-- Aim --
Write out the records word for word, with no pictures.
((
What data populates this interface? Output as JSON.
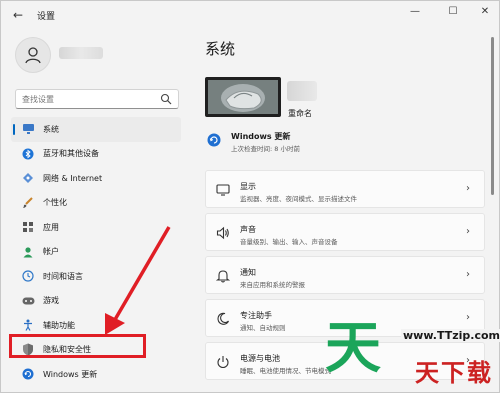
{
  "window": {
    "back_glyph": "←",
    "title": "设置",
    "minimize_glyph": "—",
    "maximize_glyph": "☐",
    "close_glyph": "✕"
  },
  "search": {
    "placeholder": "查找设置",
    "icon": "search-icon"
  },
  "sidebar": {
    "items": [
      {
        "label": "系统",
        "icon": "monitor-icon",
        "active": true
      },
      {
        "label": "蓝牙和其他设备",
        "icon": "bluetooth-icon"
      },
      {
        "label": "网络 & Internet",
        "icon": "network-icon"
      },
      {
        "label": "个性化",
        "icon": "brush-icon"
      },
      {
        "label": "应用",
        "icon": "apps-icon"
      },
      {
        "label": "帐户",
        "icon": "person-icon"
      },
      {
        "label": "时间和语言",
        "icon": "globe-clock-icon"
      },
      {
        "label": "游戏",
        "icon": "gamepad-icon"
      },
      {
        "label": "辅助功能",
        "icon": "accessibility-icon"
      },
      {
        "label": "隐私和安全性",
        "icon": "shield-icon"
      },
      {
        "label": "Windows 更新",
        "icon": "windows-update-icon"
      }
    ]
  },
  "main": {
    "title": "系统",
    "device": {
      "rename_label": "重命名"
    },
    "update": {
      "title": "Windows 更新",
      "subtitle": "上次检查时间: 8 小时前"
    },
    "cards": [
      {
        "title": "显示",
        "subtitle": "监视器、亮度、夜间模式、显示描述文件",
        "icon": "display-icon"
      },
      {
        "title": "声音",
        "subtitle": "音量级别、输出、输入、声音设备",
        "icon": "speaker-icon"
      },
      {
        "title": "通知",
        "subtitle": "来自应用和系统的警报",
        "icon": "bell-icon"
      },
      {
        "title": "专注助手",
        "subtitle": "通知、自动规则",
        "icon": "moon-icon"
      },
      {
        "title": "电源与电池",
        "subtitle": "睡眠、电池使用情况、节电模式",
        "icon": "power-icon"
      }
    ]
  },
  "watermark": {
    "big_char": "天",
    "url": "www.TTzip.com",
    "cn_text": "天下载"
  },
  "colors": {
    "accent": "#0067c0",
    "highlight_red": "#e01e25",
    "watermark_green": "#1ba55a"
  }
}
))
-- Complete output --
What data populates this interface? Output as JSON.
{
  "window": {
    "back_glyph": "←",
    "title": "设置",
    "minimize_glyph": "—",
    "maximize_glyph": "☐",
    "close_glyph": "✕"
  },
  "search": {
    "placeholder": "查找设置",
    "icon": "search-icon"
  },
  "sidebar": {
    "items": [
      {
        "label": "系统",
        "icon": "monitor-icon",
        "active": true
      },
      {
        "label": "蓝牙和其他设备",
        "icon": "bluetooth-icon"
      },
      {
        "label": "网络 & Internet",
        "icon": "network-icon"
      },
      {
        "label": "个性化",
        "icon": "brush-icon"
      },
      {
        "label": "应用",
        "icon": "apps-icon"
      },
      {
        "label": "帐户",
        "icon": "person-icon"
      },
      {
        "label": "时间和语言",
        "icon": "globe-clock-icon"
      },
      {
        "label": "游戏",
        "icon": "gamepad-icon"
      },
      {
        "label": "辅助功能",
        "icon": "accessibility-icon"
      },
      {
        "label": "隐私和安全性",
        "icon": "shield-icon"
      },
      {
        "label": "Windows 更新",
        "icon": "windows-update-icon"
      }
    ]
  },
  "main": {
    "title": "系统",
    "device": {
      "rename_label": "重命名"
    },
    "update": {
      "title": "Windows 更新",
      "subtitle": "上次检查时间: 8 小时前"
    },
    "cards": [
      {
        "title": "显示",
        "subtitle": "监视器、亮度、夜间模式、显示描述文件",
        "icon": "display-icon"
      },
      {
        "title": "声音",
        "subtitle": "音量级别、输出、输入、声音设备",
        "icon": "speaker-icon"
      },
      {
        "title": "通知",
        "subtitle": "来自应用和系统的警报",
        "icon": "bell-icon"
      },
      {
        "title": "专注助手",
        "subtitle": "通知、自动规则",
        "icon": "moon-icon"
      },
      {
        "title": "电源与电池",
        "subtitle": "睡眠、电池使用情况、节电模式",
        "icon": "power-icon"
      }
    ]
  },
  "watermark": {
    "big_char": "天",
    "url": "www.TTzip.com",
    "cn_text": "天下载"
  },
  "colors": {
    "accent": "#0067c0",
    "highlight_red": "#e01e25",
    "watermark_green": "#1ba55a"
  }
}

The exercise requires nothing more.